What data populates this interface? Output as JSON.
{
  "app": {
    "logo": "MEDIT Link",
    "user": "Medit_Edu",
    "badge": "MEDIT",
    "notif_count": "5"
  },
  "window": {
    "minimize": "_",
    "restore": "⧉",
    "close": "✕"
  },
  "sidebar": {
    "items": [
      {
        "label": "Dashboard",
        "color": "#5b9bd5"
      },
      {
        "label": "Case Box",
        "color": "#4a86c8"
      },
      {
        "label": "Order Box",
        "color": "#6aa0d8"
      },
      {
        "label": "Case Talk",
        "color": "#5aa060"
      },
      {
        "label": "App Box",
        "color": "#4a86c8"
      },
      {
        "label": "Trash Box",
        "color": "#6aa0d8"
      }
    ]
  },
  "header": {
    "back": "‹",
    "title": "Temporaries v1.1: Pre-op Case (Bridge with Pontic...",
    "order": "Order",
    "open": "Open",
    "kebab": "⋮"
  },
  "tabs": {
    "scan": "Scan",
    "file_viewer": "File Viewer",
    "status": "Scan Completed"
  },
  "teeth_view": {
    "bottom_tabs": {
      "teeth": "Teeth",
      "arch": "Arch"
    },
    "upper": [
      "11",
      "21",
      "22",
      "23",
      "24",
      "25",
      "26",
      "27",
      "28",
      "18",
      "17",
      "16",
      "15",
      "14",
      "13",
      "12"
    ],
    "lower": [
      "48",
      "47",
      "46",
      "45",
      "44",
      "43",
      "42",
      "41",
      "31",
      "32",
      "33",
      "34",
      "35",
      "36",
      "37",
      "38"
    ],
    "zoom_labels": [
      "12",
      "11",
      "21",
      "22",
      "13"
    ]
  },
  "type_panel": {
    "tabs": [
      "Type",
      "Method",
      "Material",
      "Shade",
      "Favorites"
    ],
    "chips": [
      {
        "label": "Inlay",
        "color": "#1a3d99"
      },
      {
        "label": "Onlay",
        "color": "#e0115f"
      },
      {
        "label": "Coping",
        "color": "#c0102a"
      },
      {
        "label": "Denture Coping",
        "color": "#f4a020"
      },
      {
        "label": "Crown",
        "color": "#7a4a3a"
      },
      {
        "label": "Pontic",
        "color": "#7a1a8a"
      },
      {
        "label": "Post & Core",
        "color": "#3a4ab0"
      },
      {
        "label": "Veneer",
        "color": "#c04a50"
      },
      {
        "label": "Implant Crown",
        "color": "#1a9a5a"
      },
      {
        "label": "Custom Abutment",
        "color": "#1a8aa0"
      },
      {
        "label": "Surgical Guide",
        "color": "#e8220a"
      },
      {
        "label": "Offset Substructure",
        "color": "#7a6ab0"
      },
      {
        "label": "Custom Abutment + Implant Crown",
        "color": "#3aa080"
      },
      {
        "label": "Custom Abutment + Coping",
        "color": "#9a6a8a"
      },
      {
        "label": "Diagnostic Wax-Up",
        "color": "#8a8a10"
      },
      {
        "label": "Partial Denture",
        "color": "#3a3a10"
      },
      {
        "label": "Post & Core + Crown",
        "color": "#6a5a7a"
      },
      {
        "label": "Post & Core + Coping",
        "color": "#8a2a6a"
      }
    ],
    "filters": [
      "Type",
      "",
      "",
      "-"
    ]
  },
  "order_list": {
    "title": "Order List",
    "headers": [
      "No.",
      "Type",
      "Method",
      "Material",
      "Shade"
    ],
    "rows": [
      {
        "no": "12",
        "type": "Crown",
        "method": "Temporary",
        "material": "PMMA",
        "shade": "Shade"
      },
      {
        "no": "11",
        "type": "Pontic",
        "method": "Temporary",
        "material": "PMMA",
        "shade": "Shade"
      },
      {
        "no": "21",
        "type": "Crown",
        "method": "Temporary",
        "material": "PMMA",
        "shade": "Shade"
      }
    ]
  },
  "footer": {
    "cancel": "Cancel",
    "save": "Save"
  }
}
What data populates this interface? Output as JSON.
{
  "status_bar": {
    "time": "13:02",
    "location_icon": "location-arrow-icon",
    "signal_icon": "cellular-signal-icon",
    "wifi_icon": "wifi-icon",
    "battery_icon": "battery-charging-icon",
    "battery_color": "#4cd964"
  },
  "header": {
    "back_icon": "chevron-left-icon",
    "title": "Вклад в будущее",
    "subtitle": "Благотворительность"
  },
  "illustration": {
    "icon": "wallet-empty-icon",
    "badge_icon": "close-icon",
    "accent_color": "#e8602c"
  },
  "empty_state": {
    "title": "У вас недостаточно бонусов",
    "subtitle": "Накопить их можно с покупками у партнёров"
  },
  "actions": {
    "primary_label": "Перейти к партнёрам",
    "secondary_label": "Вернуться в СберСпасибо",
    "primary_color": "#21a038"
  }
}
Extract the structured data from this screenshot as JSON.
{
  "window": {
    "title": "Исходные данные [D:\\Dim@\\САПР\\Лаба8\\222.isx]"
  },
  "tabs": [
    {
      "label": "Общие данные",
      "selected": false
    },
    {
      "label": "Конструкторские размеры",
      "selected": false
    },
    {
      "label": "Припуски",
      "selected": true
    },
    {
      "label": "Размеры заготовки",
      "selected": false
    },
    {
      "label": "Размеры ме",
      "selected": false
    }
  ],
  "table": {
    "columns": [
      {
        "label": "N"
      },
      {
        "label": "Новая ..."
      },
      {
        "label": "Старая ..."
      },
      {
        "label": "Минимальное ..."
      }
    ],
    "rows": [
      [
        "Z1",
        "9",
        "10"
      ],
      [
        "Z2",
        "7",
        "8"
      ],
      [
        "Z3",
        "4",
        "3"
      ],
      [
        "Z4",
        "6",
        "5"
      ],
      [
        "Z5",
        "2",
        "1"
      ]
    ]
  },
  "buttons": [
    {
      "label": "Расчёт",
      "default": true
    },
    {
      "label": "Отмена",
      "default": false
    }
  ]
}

============

### What you will do
Could you transcribe the records in full, exactly?

### Exercise solution
What data populates this interface? Output as JSON.
{
  "app": {
    "logo": "MEDIT Link",
    "user": "Medit_Edu",
    "badge": "MEDIT",
    "notif_count": "5"
  },
  "window": {
    "minimize": "_",
    "restore": "⧉",
    "close": "✕"
  },
  "sidebar": {
    "items": [
      {
        "label": "Dashboard",
        "color": "#5b9bd5"
      },
      {
        "label": "Case Box",
        "color": "#4a86c8"
      },
      {
        "label": "Order Box",
        "color": "#6aa0d8"
      },
      {
        "label": "Case Talk",
        "color": "#5aa060"
      },
      {
        "label": "App Box",
        "color": "#4a86c8"
      },
      {
        "label": "Trash Box",
        "color": "#6aa0d8"
      }
    ]
  },
  "header": {
    "back": "‹",
    "title": "Temporaries v1.1: Pre-op Case (Bridge with Pontic...",
    "order": "Order",
    "open": "Open",
    "kebab": "⋮"
  },
  "tabs": {
    "scan": "Scan",
    "file_viewer": "File Viewer",
    "status": "Scan Completed"
  },
  "teeth_view": {
    "bottom_tabs": {
      "teeth": "Teeth",
      "arch": "Arch"
    },
    "upper": [
      "11",
      "21",
      "22",
      "23",
      "24",
      "25",
      "26",
      "27",
      "28",
      "18",
      "17",
      "16",
      "15",
      "14",
      "13",
      "12"
    ],
    "lower": [
      "48",
      "47",
      "46",
      "45",
      "44",
      "43",
      "42",
      "41",
      "31",
      "32",
      "33",
      "34",
      "35",
      "36",
      "37",
      "38"
    ],
    "zoom_labels": [
      "12",
      "11",
      "21",
      "22",
      "13"
    ]
  },
  "type_panel": {
    "tabs": [
      "Type",
      "Method",
      "Material",
      "Shade",
      "Favorites"
    ],
    "chips": [
      {
        "label": "Inlay",
        "color": "#1a3d99"
      },
      {
        "label": "Onlay",
        "color": "#e0115f"
      },
      {
        "label": "Coping",
        "color": "#c0102a"
      },
      {
        "label": "Denture Coping",
        "color": "#f4a020"
      },
      {
        "label": "Crown",
        "color": "#7a4a3a"
      },
      {
        "label": "Pontic",
        "color": "#7a1a8a"
      },
      {
        "label": "Post & Core",
        "color": "#3a4ab0"
      },
      {
        "label": "Veneer",
        "color": "#c04a50"
      },
      {
        "label": "Implant Crown",
        "color": "#1a9a5a"
      },
      {
        "label": "Custom Abutment",
        "color": "#1a8aa0"
      },
      {
        "label": "Surgical Guide",
        "color": "#e8220a"
      },
      {
        "label": "Offset Substructure",
        "color": "#7a6ab0"
      },
      {
        "label": "Custom Abutment + Implant Crown",
        "color": "#3aa080"
      },
      {
        "label": "Custom Abutment + Coping",
        "color": "#9a6a8a"
      },
      {
        "label": "Diagnostic Wax-Up",
        "color": "#8a8a10"
      },
      {
        "label": "Partial Denture",
        "color": "#3a3a10"
      },
      {
        "label": "Post & Core + Crown",
        "color": "#6a5a7a"
      },
      {
        "label": "Post & Core + Coping",
        "color": "#8a2a6a"
      }
    ],
    "filters": [
      "Type",
      "",
      "",
      "-"
    ]
  },
  "order_list": {
    "title": "Order List",
    "headers": [
      "No.",
      "Type",
      "Method",
      "Material",
      "Shade"
    ],
    "rows": [
      {
        "no": "12",
        "type": "Crown",
        "method": "Temporary",
        "material": "PMMA",
        "shade": "Shade"
      },
      {
        "no": "11",
        "type": "Pontic",
        "method": "Temporary",
        "material": "PMMA",
        "shade": "Shade"
      },
      {
        "no": "21",
        "type": "Crown",
        "method": "Temporary",
        "material": "PMMA",
        "shade": "Shade"
      }
    ]
  },
  "footer": {
    "cancel": "Cancel",
    "save": "Save"
  }
}
What data populates this interface? Output as JSON.
{
  "status_bar": {
    "time": "13:02",
    "location_icon": "location-arrow-icon",
    "signal_icon": "cellular-signal-icon",
    "wifi_icon": "wifi-icon",
    "battery_icon": "battery-charging-icon",
    "battery_color": "#4cd964"
  },
  "header": {
    "back_icon": "chevron-left-icon",
    "title": "Вклад в будущее",
    "subtitle": "Благотворительность"
  },
  "illustration": {
    "icon": "wallet-empty-icon",
    "badge_icon": "close-icon",
    "accent_color": "#e8602c"
  },
  "empty_state": {
    "title": "У вас недостаточно бонусов",
    "subtitle": "Накопить их можно с покупками у партнёров"
  },
  "actions": {
    "primary_label": "Перейти к партнёрам",
    "secondary_label": "Вернуться в СберСпасибо",
    "primary_color": "#21a038"
  }
}
Extract the structured data from this screenshot as JSON.
{
  "window": {
    "title": "Исходные данные [D:\\Dim@\\САПР\\Лаба8\\222.isx]"
  },
  "tabs": [
    {
      "label": "Общие данные",
      "selected": false
    },
    {
      "label": "Конструкторские размеры",
      "selected": false
    },
    {
      "label": "Припуски",
      "selected": true
    },
    {
      "label": "Размеры заготовки",
      "selected": false
    },
    {
      "label": "Размеры ме",
      "selected": false
    }
  ],
  "table": {
    "columns": [
      {
        "label": "N"
      },
      {
        "label": "Новая ..."
      },
      {
        "label": "Старая ..."
      },
      {
        "label": "Минимальное ..."
      }
    ],
    "rows": [
      [
        "Z1",
        "9",
        "10"
      ],
      [
        "Z2",
        "7",
        "8"
      ],
      [
        "Z3",
        "4",
        "3"
      ],
      [
        "Z4",
        "6",
        "5"
      ],
      [
        "Z5",
        "2",
        "1"
      ]
    ]
  },
  "buttons": [
    {
      "label": "Расчёт",
      "default": true
    },
    {
      "label": "Отмена",
      "default": false
    }
  ]
}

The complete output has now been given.